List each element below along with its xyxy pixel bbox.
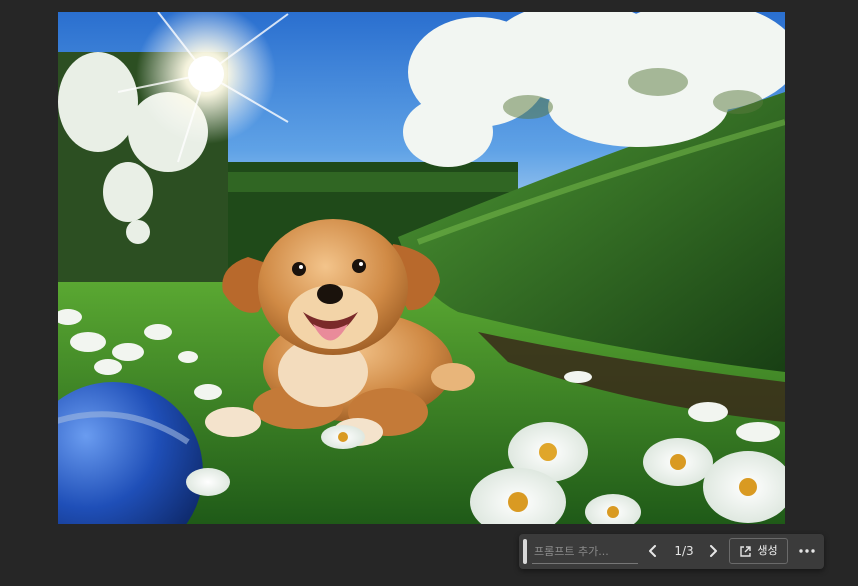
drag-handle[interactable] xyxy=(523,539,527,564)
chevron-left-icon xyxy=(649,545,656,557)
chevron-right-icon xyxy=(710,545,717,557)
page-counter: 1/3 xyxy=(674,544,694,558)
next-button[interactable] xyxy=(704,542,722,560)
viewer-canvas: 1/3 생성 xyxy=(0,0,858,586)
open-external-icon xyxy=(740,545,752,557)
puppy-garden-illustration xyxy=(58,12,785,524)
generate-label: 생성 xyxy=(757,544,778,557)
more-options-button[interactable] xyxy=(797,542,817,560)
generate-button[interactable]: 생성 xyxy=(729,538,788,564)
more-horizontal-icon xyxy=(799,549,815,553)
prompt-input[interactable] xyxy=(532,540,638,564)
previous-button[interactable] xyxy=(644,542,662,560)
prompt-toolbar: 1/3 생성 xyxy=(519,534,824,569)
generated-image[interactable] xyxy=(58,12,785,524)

—————

Reproduce every line of the item above verbatim, leaving out the picture.

» **EXERCISE ANSWER**:
List each element below along with its xyxy pixel bbox.
drag-handle[interactable] xyxy=(523,539,527,564)
chevron-left-icon xyxy=(649,545,656,557)
chevron-right-icon xyxy=(710,545,717,557)
page-counter: 1/3 xyxy=(674,544,694,558)
next-button[interactable] xyxy=(704,542,722,560)
viewer-canvas: 1/3 생성 xyxy=(0,0,858,586)
open-external-icon xyxy=(740,545,752,557)
puppy-garden-illustration xyxy=(58,12,785,524)
generate-label: 생성 xyxy=(757,544,778,557)
more-options-button[interactable] xyxy=(797,542,817,560)
generate-button[interactable]: 생성 xyxy=(729,538,788,564)
more-horizontal-icon xyxy=(799,549,815,553)
prompt-input[interactable] xyxy=(532,540,638,564)
previous-button[interactable] xyxy=(644,542,662,560)
prompt-toolbar: 1/3 생성 xyxy=(519,534,824,569)
generated-image[interactable] xyxy=(58,12,785,524)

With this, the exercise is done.